Requirements:
Write down each entry again, exactly as it reads.

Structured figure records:
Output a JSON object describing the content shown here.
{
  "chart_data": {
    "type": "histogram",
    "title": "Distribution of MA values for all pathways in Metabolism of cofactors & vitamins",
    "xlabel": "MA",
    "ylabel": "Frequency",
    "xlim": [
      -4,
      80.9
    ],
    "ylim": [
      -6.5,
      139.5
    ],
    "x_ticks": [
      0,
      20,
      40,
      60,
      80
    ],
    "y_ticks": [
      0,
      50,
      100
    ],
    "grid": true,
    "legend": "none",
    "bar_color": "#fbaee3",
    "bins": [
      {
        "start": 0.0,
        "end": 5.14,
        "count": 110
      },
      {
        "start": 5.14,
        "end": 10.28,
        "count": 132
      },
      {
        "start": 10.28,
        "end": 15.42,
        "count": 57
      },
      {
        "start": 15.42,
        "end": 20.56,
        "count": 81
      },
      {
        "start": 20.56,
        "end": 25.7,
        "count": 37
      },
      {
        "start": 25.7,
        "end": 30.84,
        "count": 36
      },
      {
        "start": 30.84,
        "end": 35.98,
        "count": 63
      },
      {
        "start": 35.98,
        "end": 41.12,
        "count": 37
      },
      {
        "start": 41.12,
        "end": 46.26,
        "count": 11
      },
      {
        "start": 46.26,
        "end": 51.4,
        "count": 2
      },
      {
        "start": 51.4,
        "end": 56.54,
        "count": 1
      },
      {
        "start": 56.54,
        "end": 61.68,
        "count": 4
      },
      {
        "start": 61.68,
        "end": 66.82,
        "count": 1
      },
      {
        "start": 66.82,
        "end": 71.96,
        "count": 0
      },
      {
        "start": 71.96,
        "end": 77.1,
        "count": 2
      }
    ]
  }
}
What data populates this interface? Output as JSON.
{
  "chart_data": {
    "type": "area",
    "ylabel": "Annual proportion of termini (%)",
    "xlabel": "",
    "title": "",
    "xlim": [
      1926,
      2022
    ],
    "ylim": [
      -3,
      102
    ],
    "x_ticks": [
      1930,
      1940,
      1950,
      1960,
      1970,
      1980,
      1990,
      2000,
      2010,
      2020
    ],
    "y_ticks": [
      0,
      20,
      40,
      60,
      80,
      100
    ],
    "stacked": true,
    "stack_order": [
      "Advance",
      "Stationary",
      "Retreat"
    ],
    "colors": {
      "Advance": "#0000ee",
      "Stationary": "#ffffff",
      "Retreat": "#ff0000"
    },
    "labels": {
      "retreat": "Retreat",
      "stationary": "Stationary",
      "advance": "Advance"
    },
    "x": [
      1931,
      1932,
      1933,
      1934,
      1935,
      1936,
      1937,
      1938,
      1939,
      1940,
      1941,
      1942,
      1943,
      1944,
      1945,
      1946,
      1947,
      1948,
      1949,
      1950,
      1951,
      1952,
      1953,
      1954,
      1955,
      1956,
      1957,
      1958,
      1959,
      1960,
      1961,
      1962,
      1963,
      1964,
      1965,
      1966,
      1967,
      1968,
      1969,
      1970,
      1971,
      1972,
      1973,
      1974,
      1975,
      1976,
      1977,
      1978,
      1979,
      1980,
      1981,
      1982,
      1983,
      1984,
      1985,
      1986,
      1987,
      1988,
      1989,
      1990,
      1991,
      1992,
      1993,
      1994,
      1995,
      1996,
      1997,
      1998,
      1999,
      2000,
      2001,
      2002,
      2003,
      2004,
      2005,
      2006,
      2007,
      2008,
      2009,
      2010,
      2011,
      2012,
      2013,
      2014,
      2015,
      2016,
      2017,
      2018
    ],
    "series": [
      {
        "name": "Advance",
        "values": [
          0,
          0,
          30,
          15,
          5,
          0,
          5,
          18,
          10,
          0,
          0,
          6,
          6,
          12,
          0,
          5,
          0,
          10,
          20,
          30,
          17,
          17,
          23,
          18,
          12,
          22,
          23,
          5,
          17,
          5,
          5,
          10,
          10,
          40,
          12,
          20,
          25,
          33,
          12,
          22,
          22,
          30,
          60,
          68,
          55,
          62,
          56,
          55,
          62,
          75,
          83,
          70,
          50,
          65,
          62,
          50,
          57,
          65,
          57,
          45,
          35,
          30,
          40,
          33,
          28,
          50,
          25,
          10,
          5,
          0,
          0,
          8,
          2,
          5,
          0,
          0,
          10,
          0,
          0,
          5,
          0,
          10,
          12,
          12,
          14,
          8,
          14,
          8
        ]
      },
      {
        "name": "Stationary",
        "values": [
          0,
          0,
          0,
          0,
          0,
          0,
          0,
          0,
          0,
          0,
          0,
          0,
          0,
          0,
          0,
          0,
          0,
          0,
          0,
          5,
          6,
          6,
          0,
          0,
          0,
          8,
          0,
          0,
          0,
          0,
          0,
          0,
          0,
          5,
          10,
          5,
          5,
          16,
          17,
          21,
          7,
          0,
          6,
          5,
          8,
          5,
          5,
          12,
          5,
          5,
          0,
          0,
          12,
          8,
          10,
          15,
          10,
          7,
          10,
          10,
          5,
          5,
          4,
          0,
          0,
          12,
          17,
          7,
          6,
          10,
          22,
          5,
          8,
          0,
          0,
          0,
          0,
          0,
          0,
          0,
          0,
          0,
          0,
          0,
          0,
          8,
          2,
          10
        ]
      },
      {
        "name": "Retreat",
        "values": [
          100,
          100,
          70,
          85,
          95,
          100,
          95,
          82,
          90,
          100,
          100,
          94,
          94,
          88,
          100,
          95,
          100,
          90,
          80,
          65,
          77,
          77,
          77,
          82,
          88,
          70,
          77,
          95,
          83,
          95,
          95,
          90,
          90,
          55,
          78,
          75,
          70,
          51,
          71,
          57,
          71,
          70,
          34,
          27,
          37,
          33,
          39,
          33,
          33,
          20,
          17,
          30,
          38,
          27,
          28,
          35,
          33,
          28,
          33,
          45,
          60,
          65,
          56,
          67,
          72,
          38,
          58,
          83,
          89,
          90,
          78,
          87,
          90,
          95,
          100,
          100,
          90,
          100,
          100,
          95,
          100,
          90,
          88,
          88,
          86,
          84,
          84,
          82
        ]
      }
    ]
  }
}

Solution:
Output a JSON object describing the content shown here.
{
  "chart_data": {
    "type": "histogram",
    "title": "Distribution of MA values for all pathways in Metabolism of cofactors & vitamins",
    "xlabel": "MA",
    "ylabel": "Frequency",
    "xlim": [
      -4,
      80.9
    ],
    "ylim": [
      -6.5,
      139.5
    ],
    "x_ticks": [
      0,
      20,
      40,
      60,
      80
    ],
    "y_ticks": [
      0,
      50,
      100
    ],
    "grid": true,
    "legend": "none",
    "bar_color": "#fbaee3",
    "bins": [
      {
        "start": 0.0,
        "end": 5.14,
        "count": 110
      },
      {
        "start": 5.14,
        "end": 10.28,
        "count": 132
      },
      {
        "start": 10.28,
        "end": 15.42,
        "count": 57
      },
      {
        "start": 15.42,
        "end": 20.56,
        "count": 81
      },
      {
        "start": 20.56,
        "end": 25.7,
        "count": 37
      },
      {
        "start": 25.7,
        "end": 30.84,
        "count": 36
      },
      {
        "start": 30.84,
        "end": 35.98,
        "count": 63
      },
      {
        "start": 35.98,
        "end": 41.12,
        "count": 37
      },
      {
        "start": 41.12,
        "end": 46.26,
        "count": 11
      },
      {
        "start": 46.26,
        "end": 51.4,
        "count": 2
      },
      {
        "start": 51.4,
        "end": 56.54,
        "count": 1
      },
      {
        "start": 56.54,
        "end": 61.68,
        "count": 4
      },
      {
        "start": 61.68,
        "end": 66.82,
        "count": 1
      },
      {
        "start": 66.82,
        "end": 71.96,
        "count": 0
      },
      {
        "start": 71.96,
        "end": 77.1,
        "count": 2
      }
    ]
  }
}
What data populates this interface? Output as JSON.
{
  "chart_data": {
    "type": "area",
    "ylabel": "Annual proportion of termini (%)",
    "xlabel": "",
    "title": "",
    "xlim": [
      1926,
      2022
    ],
    "ylim": [
      -3,
      102
    ],
    "x_ticks": [
      1930,
      1940,
      1950,
      1960,
      1970,
      1980,
      1990,
      2000,
      2010,
      2020
    ],
    "y_ticks": [
      0,
      20,
      40,
      60,
      80,
      100
    ],
    "stacked": true,
    "stack_order": [
      "Advance",
      "Stationary",
      "Retreat"
    ],
    "colors": {
      "Advance": "#0000ee",
      "Stationary": "#ffffff",
      "Retreat": "#ff0000"
    },
    "labels": {
      "retreat": "Retreat",
      "stationary": "Stationary",
      "advance": "Advance"
    },
    "x": [
      1931,
      1932,
      1933,
      1934,
      1935,
      1936,
      1937,
      1938,
      1939,
      1940,
      1941,
      1942,
      1943,
      1944,
      1945,
      1946,
      1947,
      1948,
      1949,
      1950,
      1951,
      1952,
      1953,
      1954,
      1955,
      1956,
      1957,
      1958,
      1959,
      1960,
      1961,
      1962,
      1963,
      1964,
      1965,
      1966,
      1967,
      1968,
      1969,
      1970,
      1971,
      1972,
      1973,
      1974,
      1975,
      1976,
      1977,
      1978,
      1979,
      1980,
      1981,
      1982,
      1983,
      1984,
      1985,
      1986,
      1987,
      1988,
      1989,
      1990,
      1991,
      1992,
      1993,
      1994,
      1995,
      1996,
      1997,
      1998,
      1999,
      2000,
      2001,
      2002,
      2003,
      2004,
      2005,
      2006,
      2007,
      2008,
      2009,
      2010,
      2011,
      2012,
      2013,
      2014,
      2015,
      2016,
      2017,
      2018
    ],
    "series": [
      {
        "name": "Advance",
        "values": [
          0,
          0,
          30,
          15,
          5,
          0,
          5,
          18,
          10,
          0,
          0,
          6,
          6,
          12,
          0,
          5,
          0,
          10,
          20,
          30,
          17,
          17,
          23,
          18,
          12,
          22,
          23,
          5,
          17,
          5,
          5,
          10,
          10,
          40,
          12,
          20,
          25,
          33,
          12,
          22,
          22,
          30,
          60,
          68,
          55,
          62,
          56,
          55,
          62,
          75,
          83,
          70,
          50,
          65,
          62,
          50,
          57,
          65,
          57,
          45,
          35,
          30,
          40,
          33,
          28,
          50,
          25,
          10,
          5,
          0,
          0,
          8,
          2,
          5,
          0,
          0,
          10,
          0,
          0,
          5,
          0,
          10,
          12,
          12,
          14,
          8,
          14,
          8
        ]
      },
      {
        "name": "Stationary",
        "values": [
          0,
          0,
          0,
          0,
          0,
          0,
          0,
          0,
          0,
          0,
          0,
          0,
          0,
          0,
          0,
          0,
          0,
          0,
          0,
          5,
          6,
          6,
          0,
          0,
          0,
          8,
          0,
          0,
          0,
          0,
          0,
          0,
          0,
          5,
          10,
          5,
          5,
          16,
          17,
          21,
          7,
          0,
          6,
          5,
          8,
          5,
          5,
          12,
          5,
          5,
          0,
          0,
          12,
          8,
          10,
          15,
          10,
          7,
          10,
          10,
          5,
          5,
          4,
          0,
          0,
          12,
          17,
          7,
          6,
          10,
          22,
          5,
          8,
          0,
          0,
          0,
          0,
          0,
          0,
          0,
          0,
          0,
          0,
          0,
          0,
          8,
          2,
          10
        ]
      },
      {
        "name": "Retreat",
        "values": [
          100,
          100,
          70,
          85,
          95,
          100,
          95,
          82,
          90,
          100,
          100,
          94,
          94,
          88,
          100,
          95,
          100,
          90,
          80,
          65,
          77,
          77,
          77,
          82,
          88,
          70,
          77,
          95,
          83,
          95,
          95,
          90,
          90,
          55,
          78,
          75,
          70,
          51,
          71,
          57,
          71,
          70,
          34,
          27,
          37,
          33,
          39,
          33,
          33,
          20,
          17,
          30,
          38,
          27,
          28,
          35,
          33,
          28,
          33,
          45,
          60,
          65,
          56,
          67,
          72,
          38,
          58,
          83,
          89,
          90,
          78,
          87,
          90,
          95,
          100,
          100,
          90,
          100,
          100,
          95,
          100,
          90,
          88,
          88,
          86,
          84,
          84,
          82
        ]
      }
    ]
  }
}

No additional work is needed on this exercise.